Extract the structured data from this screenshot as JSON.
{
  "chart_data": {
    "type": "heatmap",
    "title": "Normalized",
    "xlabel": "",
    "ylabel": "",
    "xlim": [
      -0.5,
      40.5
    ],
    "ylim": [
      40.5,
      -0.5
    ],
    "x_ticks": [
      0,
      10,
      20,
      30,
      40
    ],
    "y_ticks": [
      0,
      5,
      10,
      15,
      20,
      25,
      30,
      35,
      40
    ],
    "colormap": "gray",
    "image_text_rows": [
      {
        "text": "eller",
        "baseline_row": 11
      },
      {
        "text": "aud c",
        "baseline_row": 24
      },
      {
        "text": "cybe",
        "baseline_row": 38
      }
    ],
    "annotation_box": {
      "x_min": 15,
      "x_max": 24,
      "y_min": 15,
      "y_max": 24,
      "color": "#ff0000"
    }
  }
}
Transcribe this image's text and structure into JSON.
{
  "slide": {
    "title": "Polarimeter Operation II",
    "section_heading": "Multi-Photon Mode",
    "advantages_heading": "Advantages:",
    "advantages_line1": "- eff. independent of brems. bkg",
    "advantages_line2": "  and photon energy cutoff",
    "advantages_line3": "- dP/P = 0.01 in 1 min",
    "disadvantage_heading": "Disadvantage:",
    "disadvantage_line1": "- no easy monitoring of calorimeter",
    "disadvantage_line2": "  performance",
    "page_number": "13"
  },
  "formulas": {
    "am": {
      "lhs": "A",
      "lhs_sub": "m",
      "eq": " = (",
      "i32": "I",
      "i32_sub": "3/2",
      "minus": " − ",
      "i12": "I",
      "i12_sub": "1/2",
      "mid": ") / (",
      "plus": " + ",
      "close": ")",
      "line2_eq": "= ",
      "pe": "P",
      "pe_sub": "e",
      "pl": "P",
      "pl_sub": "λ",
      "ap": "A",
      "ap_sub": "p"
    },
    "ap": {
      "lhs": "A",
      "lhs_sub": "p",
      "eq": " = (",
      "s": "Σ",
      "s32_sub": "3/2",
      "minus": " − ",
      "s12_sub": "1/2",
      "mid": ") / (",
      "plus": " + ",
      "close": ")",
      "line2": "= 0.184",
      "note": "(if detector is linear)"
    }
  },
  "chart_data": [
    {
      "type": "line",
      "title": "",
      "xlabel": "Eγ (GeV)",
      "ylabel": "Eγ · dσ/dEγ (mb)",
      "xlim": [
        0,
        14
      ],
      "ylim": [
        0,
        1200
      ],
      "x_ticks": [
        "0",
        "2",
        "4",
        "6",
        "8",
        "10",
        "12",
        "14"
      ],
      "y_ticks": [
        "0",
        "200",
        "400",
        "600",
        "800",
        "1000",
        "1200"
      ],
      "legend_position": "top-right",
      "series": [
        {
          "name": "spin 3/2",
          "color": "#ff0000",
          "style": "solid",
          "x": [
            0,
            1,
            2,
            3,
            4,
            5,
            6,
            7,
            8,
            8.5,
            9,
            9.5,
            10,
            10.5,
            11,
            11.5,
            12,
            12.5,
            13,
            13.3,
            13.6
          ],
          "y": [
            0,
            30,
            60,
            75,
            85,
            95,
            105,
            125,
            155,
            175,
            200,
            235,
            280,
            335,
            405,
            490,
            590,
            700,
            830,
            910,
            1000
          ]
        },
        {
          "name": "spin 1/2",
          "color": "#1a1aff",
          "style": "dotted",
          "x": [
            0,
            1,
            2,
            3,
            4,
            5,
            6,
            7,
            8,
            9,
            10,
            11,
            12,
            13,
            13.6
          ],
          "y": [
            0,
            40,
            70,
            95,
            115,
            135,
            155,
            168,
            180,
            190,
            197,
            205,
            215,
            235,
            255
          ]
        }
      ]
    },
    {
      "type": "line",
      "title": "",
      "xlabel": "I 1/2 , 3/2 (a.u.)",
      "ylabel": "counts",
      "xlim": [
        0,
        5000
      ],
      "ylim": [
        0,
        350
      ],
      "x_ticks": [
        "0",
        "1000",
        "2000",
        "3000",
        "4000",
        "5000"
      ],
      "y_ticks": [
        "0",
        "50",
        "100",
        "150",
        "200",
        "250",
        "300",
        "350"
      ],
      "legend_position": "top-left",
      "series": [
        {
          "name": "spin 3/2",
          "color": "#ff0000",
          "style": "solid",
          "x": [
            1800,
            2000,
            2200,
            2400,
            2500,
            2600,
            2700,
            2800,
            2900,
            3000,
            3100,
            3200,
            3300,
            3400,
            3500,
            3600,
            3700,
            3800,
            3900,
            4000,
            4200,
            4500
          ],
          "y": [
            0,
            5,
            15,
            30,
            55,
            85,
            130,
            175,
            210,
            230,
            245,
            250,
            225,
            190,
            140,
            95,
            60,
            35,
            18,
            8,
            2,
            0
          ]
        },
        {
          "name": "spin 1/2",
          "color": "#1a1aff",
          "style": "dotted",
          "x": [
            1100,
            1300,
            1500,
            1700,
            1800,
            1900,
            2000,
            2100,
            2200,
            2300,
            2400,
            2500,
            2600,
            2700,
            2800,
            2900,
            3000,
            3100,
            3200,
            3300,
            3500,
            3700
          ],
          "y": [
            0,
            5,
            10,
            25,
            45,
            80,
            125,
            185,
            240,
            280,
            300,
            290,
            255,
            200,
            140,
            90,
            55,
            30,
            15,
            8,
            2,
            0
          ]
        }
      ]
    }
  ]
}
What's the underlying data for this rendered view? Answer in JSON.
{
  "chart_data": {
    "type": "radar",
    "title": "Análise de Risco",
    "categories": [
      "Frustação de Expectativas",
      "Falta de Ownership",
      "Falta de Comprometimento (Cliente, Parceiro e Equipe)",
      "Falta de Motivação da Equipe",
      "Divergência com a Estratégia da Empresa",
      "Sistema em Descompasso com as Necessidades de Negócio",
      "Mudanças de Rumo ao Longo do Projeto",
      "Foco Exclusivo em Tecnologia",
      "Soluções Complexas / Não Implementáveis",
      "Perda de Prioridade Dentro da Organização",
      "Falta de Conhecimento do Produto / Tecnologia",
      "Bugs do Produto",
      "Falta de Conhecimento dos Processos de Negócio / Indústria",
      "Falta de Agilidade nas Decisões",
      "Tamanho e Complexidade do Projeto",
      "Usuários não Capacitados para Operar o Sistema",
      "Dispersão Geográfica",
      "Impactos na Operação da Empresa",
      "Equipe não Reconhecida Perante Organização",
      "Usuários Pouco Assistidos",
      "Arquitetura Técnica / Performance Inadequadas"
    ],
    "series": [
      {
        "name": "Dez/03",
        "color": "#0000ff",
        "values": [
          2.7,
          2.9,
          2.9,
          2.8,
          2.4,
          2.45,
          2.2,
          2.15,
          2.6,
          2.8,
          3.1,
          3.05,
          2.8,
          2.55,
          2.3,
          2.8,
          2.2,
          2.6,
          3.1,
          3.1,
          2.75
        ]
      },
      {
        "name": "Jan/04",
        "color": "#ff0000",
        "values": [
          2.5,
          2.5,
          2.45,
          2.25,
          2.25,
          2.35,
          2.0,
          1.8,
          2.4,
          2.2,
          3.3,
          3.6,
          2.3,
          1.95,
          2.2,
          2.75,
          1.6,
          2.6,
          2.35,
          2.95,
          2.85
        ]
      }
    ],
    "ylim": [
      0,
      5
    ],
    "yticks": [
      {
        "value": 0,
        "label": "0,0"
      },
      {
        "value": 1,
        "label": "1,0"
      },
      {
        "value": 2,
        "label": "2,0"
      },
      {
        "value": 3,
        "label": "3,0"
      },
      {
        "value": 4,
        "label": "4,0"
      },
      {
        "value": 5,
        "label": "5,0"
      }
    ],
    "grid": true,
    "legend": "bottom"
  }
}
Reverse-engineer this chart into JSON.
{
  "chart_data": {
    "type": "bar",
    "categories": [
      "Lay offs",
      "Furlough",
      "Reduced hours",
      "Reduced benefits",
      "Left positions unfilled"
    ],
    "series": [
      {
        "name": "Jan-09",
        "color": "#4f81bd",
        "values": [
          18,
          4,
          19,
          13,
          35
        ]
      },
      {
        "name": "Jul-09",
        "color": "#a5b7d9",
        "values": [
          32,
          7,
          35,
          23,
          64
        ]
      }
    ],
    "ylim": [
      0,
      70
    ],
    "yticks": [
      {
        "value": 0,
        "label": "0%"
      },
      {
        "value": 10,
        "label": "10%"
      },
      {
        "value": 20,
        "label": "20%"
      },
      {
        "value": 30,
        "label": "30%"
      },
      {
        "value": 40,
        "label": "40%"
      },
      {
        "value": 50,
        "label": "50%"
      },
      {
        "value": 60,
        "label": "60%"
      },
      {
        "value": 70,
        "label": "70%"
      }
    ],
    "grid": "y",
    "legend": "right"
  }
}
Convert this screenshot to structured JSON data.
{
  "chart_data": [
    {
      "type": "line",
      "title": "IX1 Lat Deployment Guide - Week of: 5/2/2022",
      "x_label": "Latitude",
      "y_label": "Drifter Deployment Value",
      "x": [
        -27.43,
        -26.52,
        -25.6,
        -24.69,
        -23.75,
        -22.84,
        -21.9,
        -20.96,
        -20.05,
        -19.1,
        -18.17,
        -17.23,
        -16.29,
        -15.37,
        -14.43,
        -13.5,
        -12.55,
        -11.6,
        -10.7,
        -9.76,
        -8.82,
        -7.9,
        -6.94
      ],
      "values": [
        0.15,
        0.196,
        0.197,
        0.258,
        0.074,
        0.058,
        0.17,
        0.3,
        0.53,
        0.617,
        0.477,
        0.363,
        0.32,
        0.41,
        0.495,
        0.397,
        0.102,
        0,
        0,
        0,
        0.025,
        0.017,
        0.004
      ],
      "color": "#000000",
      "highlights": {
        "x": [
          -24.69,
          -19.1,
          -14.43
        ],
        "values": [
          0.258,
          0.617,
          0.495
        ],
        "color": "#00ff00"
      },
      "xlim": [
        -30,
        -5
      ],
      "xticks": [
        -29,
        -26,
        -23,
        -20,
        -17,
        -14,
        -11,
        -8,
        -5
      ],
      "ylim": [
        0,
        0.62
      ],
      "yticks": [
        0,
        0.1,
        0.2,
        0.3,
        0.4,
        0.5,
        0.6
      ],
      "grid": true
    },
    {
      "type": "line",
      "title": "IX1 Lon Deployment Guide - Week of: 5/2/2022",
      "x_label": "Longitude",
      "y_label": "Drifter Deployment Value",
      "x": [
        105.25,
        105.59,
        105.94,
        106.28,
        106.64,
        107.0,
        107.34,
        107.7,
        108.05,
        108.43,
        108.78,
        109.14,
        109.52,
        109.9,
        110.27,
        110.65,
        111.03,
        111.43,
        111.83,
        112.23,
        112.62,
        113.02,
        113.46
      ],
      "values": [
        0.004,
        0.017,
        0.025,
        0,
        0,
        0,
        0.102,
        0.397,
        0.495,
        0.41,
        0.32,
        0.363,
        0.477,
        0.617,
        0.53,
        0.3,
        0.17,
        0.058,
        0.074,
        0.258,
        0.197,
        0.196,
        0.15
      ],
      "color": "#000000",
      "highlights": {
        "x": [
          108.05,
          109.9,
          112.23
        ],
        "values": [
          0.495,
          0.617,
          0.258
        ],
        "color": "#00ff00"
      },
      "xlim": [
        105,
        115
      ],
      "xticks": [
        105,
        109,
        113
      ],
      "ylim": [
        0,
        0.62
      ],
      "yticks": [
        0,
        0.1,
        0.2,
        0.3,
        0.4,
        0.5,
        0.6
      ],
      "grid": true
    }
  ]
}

* _The exercise_
Extract each line from the listing that holds the word "xlabel".

* _Answer in full_
    "xlabel": "",
      "xlabel": "Eγ (GeV)",
      "xlabel": "I 1/2 , 3/2 (a.u.)",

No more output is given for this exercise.